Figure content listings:

- - -

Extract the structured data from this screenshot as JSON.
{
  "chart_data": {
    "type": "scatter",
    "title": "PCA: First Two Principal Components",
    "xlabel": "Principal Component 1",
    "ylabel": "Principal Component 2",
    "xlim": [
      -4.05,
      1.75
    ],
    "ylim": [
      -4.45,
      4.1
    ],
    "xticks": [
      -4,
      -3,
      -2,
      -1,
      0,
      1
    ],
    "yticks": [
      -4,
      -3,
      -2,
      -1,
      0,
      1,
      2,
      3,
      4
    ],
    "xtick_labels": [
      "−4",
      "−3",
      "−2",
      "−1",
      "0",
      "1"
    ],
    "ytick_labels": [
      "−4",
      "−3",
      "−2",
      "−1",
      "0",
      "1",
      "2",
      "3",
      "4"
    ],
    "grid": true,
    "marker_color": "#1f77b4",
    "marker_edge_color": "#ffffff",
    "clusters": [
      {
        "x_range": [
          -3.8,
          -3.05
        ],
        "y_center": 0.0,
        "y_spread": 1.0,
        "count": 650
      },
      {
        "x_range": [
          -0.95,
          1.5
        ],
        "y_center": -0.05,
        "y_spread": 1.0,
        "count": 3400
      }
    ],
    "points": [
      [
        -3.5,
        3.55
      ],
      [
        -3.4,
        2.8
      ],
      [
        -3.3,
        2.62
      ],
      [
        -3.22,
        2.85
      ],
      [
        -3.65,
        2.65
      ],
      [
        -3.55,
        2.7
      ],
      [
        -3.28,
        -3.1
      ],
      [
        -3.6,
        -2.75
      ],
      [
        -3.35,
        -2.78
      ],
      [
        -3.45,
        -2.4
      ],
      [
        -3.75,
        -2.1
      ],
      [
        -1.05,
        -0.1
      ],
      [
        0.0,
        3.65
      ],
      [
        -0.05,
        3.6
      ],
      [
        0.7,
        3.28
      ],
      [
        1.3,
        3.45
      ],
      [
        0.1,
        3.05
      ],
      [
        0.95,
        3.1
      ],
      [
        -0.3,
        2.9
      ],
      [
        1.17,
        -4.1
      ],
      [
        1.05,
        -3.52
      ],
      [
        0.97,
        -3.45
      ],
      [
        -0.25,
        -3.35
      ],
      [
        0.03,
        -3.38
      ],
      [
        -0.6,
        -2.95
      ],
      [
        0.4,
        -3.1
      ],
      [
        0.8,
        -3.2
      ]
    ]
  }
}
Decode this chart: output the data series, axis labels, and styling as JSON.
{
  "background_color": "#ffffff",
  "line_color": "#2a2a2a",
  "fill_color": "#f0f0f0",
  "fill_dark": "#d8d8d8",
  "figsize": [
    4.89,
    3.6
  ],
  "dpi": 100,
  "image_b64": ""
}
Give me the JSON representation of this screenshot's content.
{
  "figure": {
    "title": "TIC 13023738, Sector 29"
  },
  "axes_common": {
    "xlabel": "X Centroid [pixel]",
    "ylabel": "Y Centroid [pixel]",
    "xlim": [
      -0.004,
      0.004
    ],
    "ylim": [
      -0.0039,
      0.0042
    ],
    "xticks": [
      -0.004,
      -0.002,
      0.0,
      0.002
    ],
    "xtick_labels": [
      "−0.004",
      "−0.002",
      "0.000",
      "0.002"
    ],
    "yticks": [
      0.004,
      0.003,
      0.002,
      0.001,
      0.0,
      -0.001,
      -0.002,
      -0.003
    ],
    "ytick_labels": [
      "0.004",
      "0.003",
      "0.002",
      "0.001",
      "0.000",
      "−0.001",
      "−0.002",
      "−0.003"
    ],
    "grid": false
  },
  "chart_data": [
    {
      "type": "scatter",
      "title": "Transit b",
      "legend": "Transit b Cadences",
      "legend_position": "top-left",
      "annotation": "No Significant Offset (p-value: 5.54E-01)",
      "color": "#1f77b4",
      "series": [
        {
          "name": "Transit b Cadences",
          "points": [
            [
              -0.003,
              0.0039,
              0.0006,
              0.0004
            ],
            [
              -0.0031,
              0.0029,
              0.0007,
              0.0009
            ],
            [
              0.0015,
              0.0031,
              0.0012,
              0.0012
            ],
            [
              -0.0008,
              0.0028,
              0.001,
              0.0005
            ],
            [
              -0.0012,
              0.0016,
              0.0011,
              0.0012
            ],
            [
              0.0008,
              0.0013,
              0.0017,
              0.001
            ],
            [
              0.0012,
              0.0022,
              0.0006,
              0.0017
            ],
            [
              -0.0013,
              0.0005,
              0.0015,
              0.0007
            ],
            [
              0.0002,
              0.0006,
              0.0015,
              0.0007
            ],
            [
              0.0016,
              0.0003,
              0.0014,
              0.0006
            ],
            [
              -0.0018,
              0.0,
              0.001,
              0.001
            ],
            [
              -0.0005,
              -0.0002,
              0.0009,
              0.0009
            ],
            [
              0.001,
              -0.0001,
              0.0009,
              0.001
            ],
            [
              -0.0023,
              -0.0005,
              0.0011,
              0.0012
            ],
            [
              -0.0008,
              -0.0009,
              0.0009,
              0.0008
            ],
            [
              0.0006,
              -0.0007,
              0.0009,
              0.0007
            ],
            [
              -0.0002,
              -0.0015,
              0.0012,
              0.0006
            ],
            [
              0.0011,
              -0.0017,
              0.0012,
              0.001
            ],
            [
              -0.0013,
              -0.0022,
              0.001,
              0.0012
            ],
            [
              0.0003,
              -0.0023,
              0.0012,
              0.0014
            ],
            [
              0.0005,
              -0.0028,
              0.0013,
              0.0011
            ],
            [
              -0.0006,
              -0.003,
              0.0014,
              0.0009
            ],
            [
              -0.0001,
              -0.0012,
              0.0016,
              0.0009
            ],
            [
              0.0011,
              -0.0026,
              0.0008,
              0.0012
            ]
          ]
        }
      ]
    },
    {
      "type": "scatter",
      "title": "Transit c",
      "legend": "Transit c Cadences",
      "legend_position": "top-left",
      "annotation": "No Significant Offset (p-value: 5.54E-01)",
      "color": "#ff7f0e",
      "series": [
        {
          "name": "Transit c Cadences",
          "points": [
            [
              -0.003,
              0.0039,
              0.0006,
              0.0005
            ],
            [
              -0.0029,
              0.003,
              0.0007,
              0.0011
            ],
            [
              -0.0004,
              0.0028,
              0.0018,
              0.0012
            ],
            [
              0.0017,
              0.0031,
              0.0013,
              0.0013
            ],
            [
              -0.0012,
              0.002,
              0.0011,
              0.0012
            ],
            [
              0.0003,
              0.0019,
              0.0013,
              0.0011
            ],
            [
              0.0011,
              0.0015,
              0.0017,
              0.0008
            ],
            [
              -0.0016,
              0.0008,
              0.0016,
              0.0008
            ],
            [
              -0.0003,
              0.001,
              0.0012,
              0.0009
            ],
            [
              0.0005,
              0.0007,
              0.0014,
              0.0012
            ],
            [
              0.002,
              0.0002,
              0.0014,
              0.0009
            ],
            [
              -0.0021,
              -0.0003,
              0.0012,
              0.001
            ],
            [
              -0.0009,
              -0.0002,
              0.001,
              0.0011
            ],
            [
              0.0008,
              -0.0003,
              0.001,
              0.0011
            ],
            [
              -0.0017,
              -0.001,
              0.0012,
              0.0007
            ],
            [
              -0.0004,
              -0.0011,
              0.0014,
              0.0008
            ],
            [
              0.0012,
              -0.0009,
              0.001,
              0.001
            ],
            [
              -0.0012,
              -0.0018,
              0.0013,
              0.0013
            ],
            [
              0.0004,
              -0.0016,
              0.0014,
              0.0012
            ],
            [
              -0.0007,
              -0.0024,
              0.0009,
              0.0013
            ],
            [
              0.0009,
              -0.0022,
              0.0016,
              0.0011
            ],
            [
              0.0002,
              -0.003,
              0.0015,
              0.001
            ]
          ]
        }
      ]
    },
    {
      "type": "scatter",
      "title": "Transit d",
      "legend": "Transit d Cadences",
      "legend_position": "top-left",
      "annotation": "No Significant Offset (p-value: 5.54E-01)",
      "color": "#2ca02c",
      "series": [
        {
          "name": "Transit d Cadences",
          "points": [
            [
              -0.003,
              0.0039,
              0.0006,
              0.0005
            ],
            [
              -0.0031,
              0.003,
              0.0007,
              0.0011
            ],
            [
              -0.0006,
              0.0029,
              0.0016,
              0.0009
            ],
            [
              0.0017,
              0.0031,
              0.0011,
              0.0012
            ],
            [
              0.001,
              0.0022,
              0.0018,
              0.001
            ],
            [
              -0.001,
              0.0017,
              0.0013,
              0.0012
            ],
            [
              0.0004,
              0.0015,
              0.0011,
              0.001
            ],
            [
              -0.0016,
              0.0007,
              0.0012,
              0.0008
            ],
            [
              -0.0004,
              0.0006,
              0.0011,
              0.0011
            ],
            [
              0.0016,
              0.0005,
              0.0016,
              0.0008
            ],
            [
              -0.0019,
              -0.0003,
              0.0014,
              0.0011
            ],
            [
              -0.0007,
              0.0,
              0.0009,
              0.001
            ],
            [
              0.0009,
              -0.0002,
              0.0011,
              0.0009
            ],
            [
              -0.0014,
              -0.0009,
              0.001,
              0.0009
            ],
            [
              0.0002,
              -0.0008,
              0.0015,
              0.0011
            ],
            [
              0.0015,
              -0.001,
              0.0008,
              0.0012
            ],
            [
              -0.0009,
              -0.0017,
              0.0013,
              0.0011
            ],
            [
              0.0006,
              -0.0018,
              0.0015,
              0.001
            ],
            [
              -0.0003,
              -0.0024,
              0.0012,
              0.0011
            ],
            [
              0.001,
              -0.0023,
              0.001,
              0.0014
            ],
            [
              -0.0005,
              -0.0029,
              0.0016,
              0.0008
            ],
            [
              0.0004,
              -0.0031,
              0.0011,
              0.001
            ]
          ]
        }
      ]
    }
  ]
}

- - -

Problem description → Extract each line holding the string "Centroid".

Output of the task →
    "xlabel": "X Centroid [pixel]",
    "ylabel": "Y Centroid [pixel]",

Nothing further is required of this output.